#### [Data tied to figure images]
╭──
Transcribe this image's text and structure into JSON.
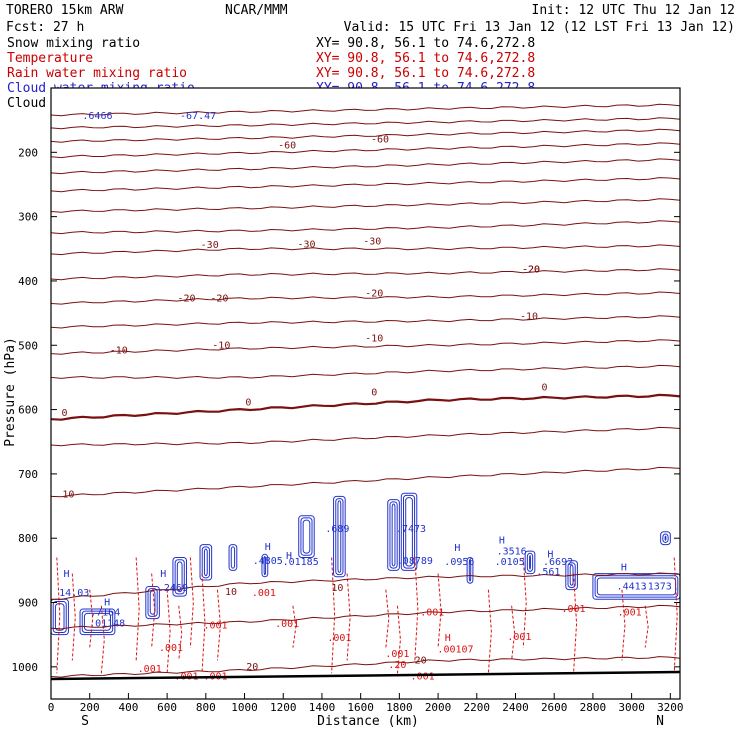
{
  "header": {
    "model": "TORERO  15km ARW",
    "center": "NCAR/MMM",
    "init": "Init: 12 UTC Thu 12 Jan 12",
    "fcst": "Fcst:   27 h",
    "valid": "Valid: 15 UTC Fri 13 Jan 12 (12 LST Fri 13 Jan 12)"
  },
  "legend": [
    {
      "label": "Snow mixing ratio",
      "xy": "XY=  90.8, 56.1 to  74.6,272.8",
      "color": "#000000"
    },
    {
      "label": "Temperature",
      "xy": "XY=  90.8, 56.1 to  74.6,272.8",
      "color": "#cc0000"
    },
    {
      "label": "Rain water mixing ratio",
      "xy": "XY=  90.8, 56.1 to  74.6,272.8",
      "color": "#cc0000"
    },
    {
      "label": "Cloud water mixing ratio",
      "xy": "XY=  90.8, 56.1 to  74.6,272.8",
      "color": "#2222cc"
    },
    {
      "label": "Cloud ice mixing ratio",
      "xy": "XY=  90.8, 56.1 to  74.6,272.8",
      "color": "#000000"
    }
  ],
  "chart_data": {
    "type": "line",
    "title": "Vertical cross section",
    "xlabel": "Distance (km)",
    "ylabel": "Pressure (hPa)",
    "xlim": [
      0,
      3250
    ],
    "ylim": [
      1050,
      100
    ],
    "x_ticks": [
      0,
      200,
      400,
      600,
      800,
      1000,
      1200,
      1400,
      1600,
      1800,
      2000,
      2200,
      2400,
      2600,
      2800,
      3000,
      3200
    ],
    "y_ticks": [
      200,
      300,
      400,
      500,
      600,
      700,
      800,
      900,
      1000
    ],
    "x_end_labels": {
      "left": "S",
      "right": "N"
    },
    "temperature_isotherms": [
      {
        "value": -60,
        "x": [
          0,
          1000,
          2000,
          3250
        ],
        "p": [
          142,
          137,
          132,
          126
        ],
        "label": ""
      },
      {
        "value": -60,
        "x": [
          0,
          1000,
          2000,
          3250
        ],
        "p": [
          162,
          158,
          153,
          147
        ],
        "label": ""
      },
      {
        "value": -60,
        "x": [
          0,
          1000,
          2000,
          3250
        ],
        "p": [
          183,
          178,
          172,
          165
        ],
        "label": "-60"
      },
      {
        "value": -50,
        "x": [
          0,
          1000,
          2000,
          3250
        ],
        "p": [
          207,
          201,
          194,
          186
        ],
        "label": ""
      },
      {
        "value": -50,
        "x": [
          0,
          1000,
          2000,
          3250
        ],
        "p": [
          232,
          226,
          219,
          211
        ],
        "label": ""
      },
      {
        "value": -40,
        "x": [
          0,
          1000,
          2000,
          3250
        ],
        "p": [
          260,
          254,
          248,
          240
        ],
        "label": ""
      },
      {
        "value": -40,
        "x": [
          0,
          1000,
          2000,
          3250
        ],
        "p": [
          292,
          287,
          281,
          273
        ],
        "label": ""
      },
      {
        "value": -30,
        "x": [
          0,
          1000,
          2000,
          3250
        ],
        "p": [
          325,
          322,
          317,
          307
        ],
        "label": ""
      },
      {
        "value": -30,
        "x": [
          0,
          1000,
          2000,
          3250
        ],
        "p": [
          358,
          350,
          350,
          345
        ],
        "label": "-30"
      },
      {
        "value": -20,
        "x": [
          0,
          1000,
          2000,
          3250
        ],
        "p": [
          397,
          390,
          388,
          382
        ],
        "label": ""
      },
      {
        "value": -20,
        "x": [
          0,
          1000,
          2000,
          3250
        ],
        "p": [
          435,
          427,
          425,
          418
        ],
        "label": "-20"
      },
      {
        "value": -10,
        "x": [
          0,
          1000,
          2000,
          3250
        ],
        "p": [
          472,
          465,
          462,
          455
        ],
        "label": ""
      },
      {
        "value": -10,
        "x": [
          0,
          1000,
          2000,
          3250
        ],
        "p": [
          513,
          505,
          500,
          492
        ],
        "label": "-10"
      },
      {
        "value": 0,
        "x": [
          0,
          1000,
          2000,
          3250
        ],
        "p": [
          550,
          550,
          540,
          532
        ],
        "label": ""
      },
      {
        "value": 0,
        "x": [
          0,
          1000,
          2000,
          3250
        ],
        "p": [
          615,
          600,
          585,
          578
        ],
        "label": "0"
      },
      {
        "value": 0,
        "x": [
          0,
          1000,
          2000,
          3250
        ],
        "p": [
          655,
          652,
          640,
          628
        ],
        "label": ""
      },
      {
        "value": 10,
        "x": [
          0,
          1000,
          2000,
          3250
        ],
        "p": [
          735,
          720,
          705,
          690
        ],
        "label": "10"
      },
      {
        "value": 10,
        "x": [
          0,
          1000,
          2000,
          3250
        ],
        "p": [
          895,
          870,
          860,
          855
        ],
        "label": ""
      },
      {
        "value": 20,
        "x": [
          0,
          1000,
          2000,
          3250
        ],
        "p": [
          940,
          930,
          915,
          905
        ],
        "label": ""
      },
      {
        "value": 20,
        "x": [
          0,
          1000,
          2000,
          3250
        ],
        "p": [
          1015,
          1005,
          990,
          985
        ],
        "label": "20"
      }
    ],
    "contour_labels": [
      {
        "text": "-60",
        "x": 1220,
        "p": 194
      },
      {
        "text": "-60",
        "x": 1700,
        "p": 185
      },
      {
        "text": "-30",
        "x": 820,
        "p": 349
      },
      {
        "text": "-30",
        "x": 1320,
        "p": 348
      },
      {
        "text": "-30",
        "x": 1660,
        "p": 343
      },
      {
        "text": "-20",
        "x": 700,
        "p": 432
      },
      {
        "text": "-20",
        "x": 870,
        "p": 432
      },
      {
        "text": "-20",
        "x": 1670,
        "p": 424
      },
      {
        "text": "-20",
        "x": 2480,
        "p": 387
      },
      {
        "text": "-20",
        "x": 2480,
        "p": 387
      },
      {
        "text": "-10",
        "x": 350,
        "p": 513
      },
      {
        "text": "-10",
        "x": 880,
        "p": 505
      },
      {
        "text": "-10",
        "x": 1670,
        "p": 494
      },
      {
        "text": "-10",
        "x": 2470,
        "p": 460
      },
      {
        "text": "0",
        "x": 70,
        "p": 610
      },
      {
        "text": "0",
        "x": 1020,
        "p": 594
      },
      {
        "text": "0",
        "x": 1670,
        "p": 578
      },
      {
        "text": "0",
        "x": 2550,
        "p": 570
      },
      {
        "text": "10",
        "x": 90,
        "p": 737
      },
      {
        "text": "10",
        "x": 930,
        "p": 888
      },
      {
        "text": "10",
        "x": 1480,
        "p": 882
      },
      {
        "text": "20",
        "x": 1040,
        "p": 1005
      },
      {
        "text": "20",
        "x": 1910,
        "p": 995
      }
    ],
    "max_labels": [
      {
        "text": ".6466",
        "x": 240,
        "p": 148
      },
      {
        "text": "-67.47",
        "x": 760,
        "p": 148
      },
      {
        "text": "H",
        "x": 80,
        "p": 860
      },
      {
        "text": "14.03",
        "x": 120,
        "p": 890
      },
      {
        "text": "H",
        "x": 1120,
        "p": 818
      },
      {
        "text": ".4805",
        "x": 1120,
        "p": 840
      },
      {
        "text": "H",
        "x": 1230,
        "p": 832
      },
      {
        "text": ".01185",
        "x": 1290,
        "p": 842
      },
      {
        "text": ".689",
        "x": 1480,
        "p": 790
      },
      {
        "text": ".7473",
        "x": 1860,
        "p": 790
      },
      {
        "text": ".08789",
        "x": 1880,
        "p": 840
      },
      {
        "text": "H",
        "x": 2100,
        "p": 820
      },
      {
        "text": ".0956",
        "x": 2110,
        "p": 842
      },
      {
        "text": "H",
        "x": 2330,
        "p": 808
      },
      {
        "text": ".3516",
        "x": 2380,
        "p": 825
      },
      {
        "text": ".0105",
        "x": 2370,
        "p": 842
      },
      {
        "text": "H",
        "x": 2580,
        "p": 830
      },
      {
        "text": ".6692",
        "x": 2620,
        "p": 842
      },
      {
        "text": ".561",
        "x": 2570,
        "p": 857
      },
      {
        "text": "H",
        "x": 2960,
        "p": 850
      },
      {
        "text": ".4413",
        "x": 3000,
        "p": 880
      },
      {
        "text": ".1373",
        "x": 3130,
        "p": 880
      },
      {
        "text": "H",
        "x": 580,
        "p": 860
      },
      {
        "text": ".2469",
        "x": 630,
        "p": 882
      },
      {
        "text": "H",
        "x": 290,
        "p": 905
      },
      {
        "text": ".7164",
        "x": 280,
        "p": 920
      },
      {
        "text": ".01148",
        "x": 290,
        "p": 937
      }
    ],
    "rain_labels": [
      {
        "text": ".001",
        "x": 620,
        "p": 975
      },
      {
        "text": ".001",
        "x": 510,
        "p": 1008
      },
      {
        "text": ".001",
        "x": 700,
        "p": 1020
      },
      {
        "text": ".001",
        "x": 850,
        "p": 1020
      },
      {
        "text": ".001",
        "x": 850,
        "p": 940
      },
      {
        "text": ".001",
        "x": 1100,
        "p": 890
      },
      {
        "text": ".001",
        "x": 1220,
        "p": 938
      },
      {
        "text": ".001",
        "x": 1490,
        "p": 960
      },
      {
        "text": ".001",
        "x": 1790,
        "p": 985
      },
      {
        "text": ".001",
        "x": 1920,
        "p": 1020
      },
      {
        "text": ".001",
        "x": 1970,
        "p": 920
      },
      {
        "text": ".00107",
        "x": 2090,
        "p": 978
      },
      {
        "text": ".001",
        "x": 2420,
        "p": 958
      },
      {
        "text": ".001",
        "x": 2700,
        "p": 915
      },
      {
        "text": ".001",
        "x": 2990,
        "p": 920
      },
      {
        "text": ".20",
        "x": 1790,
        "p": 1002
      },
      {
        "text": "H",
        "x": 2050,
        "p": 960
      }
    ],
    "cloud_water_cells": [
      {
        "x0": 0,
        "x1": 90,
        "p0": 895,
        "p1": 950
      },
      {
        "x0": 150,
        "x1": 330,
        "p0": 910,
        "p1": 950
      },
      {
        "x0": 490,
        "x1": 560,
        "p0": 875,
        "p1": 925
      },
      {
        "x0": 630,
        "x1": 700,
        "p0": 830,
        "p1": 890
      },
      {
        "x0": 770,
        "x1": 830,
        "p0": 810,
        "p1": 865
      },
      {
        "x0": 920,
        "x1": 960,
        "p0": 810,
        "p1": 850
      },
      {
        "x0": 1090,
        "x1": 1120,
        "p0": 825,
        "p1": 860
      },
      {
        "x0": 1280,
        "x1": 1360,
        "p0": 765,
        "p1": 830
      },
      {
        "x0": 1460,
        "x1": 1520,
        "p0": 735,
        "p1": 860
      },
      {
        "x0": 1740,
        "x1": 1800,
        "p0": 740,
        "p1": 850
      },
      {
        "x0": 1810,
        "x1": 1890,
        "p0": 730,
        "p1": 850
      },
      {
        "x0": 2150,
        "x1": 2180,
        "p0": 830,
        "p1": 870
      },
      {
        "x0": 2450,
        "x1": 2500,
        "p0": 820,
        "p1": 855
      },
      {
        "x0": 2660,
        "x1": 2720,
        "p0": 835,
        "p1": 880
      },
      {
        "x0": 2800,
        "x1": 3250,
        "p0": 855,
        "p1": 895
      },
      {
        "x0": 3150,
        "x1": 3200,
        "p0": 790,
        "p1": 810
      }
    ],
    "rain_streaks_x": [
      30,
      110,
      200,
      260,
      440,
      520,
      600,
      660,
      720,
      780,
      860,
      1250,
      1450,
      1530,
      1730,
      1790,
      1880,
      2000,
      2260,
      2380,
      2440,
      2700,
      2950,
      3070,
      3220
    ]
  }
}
╰──
#### [Written instruction]
How many of the lines in the listing above hold the word "ratio"? Report only that figure.

#### [Answer to this problem]
4